Required work: Copy the data word for word from the start through the line that contains "x-tick-label: 29 <box>530 533 542 544</box>".

┌──

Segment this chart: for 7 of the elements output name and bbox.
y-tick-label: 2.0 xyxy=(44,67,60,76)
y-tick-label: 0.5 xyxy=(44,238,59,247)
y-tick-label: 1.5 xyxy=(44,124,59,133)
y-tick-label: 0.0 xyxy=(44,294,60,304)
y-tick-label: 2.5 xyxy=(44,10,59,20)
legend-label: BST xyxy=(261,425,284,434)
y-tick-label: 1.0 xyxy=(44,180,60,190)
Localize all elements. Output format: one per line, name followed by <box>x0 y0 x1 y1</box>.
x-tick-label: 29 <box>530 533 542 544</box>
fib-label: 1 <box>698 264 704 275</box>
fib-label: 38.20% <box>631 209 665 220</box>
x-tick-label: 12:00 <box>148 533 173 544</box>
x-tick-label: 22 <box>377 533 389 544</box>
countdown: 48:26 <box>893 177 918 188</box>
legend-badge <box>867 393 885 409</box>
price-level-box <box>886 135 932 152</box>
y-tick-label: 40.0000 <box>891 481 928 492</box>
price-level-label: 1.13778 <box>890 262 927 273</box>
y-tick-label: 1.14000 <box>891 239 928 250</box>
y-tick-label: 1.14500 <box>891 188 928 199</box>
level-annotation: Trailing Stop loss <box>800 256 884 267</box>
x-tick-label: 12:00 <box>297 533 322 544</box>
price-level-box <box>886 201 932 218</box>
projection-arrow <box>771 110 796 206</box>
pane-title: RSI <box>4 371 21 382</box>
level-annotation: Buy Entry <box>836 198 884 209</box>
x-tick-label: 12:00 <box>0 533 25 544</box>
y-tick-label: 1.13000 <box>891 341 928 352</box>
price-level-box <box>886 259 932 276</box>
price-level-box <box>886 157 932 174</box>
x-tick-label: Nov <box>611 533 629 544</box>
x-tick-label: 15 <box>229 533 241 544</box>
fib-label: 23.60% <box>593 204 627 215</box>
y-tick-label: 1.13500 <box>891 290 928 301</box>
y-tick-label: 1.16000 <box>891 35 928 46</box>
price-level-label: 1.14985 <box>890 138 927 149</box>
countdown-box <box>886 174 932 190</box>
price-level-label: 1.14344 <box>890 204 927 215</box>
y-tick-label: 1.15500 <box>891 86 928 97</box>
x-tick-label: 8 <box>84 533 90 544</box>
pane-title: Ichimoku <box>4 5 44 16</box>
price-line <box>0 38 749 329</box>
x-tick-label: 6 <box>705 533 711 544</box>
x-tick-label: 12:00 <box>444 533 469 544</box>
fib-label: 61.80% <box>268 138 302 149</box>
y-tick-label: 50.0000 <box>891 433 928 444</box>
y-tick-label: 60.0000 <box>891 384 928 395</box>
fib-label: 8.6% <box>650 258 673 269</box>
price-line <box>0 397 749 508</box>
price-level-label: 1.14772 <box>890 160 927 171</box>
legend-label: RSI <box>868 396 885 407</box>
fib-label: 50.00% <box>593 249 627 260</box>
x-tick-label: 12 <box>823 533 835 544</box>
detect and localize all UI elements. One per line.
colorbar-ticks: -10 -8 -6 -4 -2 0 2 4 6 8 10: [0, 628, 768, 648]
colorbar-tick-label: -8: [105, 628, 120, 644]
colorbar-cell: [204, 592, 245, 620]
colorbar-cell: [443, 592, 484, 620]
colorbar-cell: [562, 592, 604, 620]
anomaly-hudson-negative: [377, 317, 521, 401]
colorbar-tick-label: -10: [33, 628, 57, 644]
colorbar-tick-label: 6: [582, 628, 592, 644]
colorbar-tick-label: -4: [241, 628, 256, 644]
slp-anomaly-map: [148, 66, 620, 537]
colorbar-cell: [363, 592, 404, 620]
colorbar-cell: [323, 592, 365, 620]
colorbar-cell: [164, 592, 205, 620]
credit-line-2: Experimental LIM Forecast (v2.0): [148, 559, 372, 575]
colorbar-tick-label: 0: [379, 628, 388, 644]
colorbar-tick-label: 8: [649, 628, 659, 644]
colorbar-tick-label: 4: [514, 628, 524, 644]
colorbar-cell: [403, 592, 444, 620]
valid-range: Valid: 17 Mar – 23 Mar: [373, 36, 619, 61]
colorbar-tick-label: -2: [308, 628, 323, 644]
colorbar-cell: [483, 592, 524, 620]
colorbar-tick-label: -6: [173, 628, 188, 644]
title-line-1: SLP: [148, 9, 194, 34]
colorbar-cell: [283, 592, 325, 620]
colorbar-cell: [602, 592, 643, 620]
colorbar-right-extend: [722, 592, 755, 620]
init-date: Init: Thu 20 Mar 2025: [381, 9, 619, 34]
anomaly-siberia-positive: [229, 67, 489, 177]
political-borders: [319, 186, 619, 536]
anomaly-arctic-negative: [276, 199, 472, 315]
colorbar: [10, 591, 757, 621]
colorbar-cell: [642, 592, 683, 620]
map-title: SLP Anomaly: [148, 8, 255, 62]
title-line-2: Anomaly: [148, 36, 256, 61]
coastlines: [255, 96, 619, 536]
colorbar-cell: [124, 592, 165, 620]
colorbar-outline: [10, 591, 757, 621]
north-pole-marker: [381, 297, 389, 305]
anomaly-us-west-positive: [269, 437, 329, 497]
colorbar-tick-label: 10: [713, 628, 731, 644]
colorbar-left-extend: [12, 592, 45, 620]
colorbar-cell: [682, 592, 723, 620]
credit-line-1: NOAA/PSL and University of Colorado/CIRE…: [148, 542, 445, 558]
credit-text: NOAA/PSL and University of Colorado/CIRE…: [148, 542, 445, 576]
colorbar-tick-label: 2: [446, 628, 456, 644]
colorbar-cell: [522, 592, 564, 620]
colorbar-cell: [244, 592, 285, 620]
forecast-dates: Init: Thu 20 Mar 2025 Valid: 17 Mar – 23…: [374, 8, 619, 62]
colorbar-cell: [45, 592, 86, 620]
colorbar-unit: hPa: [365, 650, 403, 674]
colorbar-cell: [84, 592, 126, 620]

└──

Answer below:
Segment this chart: for 7 of the elements output name and bbox.
y-tick-label: 2.0 xyxy=(44,67,60,76)
y-tick-label: 0.5 xyxy=(44,238,59,247)
y-tick-label: 1.5 xyxy=(44,124,59,133)
y-tick-label: 0.0 xyxy=(44,294,60,304)
y-tick-label: 2.5 xyxy=(44,10,59,20)
legend-label: BST xyxy=(261,425,284,434)
y-tick-label: 1.0 xyxy=(44,180,60,190)
Localize all elements. Output format: one per line, name followed by <box>x0 y0 x1 y1</box>.
x-tick-label: 29 <box>530 533 542 544</box>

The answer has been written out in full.